### DESCRIPTION OF THE TASK
Which lines run from the line with "Read this page and output its text content." to the end of the entries? Write out exactly those, leaving out the pictures.

### MATERIAL FOR THIS TASK
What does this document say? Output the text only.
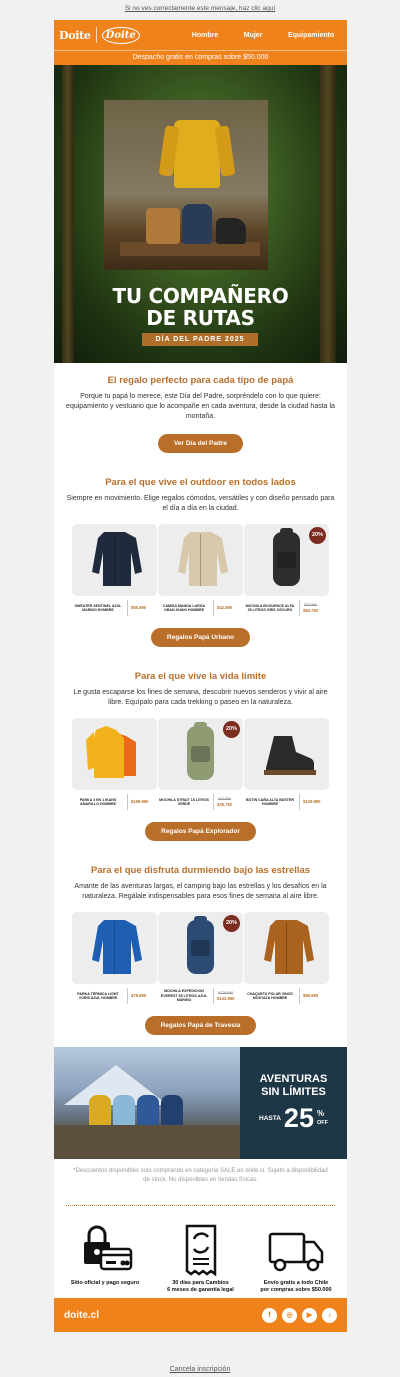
Si no ves correctamente este mensaje, haz clic aquí
Doite	Doite	Hombre	Mujer	Equipamiento
Despacho gratis en compras sobre $50.000
TU COMPAÑERO
DE RUTAS
DÍA DEL PADRE 2025
El regalo perfecto para cada tipo de papá
Porque tu papá lo merece, este Día del Padre, sorpréndelo con lo que quiere: equipamiento y vestuario que lo acompañe en cada aventura, desde la ciudad hasta la montaña.
Ver Día del Padre
Para el que vive el outdoor en todos lados
Siempre en movimiento. Elige regalos cómodos, versátiles y con diseño pensado para el día a día en la ciudad.
SWEATER SENTINEL AZUL MARINO HOMBRE	$55.990	CAMISA MANGA LARGA OBAN KHAKI HOMBRE	$42.990
20%
MOCHILA BOGUENCE ALFA 35 LITROS GRIS OSCURO
$75.990
$60.792
Regalos Papá Urbano
Para el que vive la vida límite
Le gusta escaparse los fines de semana, descubrir nuevos senderos y vivir al aire libre. Equípalo para cada trekking o paseo en la naturaleza.
PARKA 3 EN 1 IKANS AMARILLO HOMBRE	$199.990
20%
MOCHILA STRAIT 18 LITROS VERDE
$44.990
$35.792
BOTIN CAÑA ALTA BUSTER HOMBRE	$129.990
Regalos Papá Explorador
Para el que disfruta durmiendo bajo las estrellas
Amante de las aventuras largas, el camping bajo las estrellas y los desafíos en la naturaleza. Regálale indispensables para esos fines de semana al aire libre.
PARKA TÉRMICA LIGHT VORIS AZUL HOMBRE	$79.990
20%
MOCHILA EXPEDICION EVEREST 65 LITROS AZUL MARINO
$179.990
$143.990
CHAQUETA POLAR VINCE MOSTAZA HOMBRE	$69.990
Regalos Papá de Travesía
AVENTURAS
SIN LÍMITES
HASTA 25 %
OFF
*Descuentos disponibles solo comprando en categoría SALE en doite.cl. Sujeto a disponibilidad de stock. No disponibles en tiendas físicas.
Sitio oficial y pago seguro	30 días para Cambios
6 meses de garantía legal
Envío gratis a todo Chile
por compras sobre $50.000
doite.cl	f	◎	▶	♪
Cancela inscripción
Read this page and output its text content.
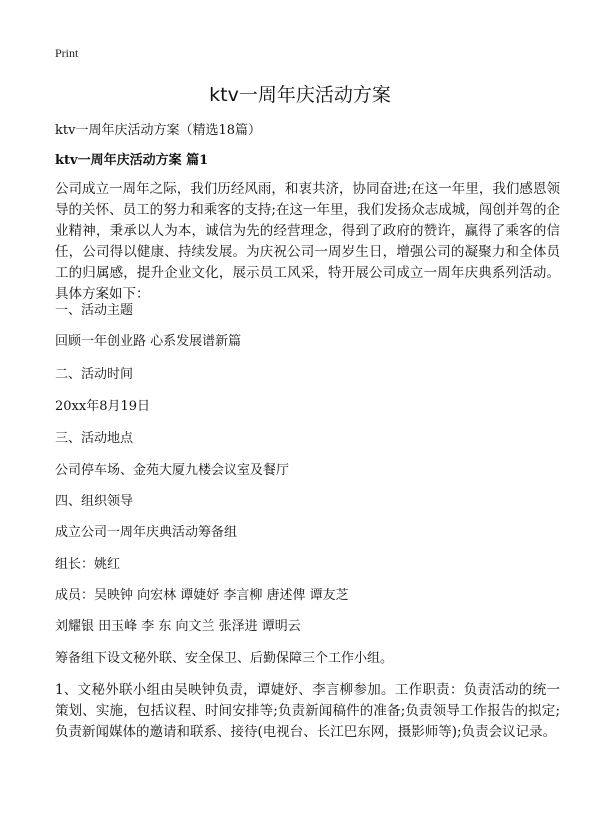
Print
ktv一周年庆活动方案
ktv一周年庆活动方案（精选18篇）
ktv一周年庆活动方案 篇1
公司成立一周年之际，我们历经风雨，和衷共济，协同奋进;在这一年里，我们感恩领导的关怀、员工的努力和乘客的支持;在这一年里，我们发扬众志成城，闯创并驾的企业精神，秉承以人为本，诚信为先的经营理念，得到了政府的赞许，赢得了乘客的信任，公司得以健康、持续发展。为庆祝公司一周岁生日，增强公司的凝聚力和全体员工的归属感，提升企业文化，展示员工风采，特开展公司成立一周年庆典系列活动。具体方案如下：
一、活动主题
回顾一年创业路 心系发展谱新篇
二、活动时间
20xx年8月19日
三、活动地点
公司停车场、金苑大厦九楼会议室及餐厅
四、组织领导
成立公司一周年庆典活动筹备组
组长：姚红
成员：吴映钟 向宏林 谭婕妤 李言柳 唐述俾 谭友芝
刘耀银 田玉峰 李 东 向文兰 张泽进 谭明云
筹备组下设文秘外联、安全保卫、后勤保障三个工作小组。
1、文秘外联小组由吴映钟负责，谭婕妤、李言柳参加。工作职责：负责活动的统一策划、实施，包括议程、时间安排等;负责新闻稿件的准备;负责领导工作报告的拟定;负责新闻媒体的邀请和联系、接待(电视台、长江巴东网，摄影师等);负责会议记录。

### ANSWER TO THE PROBLEM
Read this page and output its text content.
Print
ktv一周年庆活动方案
ktv一周年庆活动方案（精选18篇）
ktv一周年庆活动方案 篇1
公司成立一周年之际，我们历经风雨，和衷共济，协同奋进;在这一年里，我们感恩领导的关怀、员工的努力和乘客的支持;在这一年里，我们发扬众志成城，闯创并驾的企业精神，秉承以人为本，诚信为先的经营理念，得到了政府的赞许，赢得了乘客的信任，公司得以健康、持续发展。为庆祝公司一周岁生日，增强公司的凝聚力和全体员工的归属感，提升企业文化，展示员工风采，特开展公司成立一周年庆典系列活动。具体方案如下：
一、活动主题
回顾一年创业路 心系发展谱新篇
二、活动时间
20xx年8月19日
三、活动地点
公司停车场、金苑大厦九楼会议室及餐厅
四、组织领导
成立公司一周年庆典活动筹备组
组长：姚红
成员：吴映钟 向宏林 谭婕妤 李言柳 唐述俾 谭友芝
刘耀银 田玉峰 李 东 向文兰 张泽进 谭明云
筹备组下设文秘外联、安全保卫、后勤保障三个工作小组。
1、文秘外联小组由吴映钟负责，谭婕妤、李言柳参加。工作职责：负责活动的统一策划、实施，包括议程、时间安排等;负责新闻稿件的准备;负责领导工作报告的拟定;负责新闻媒体的邀请和联系、接待(电视台、长江巴东网，摄影师等);负责会议记录。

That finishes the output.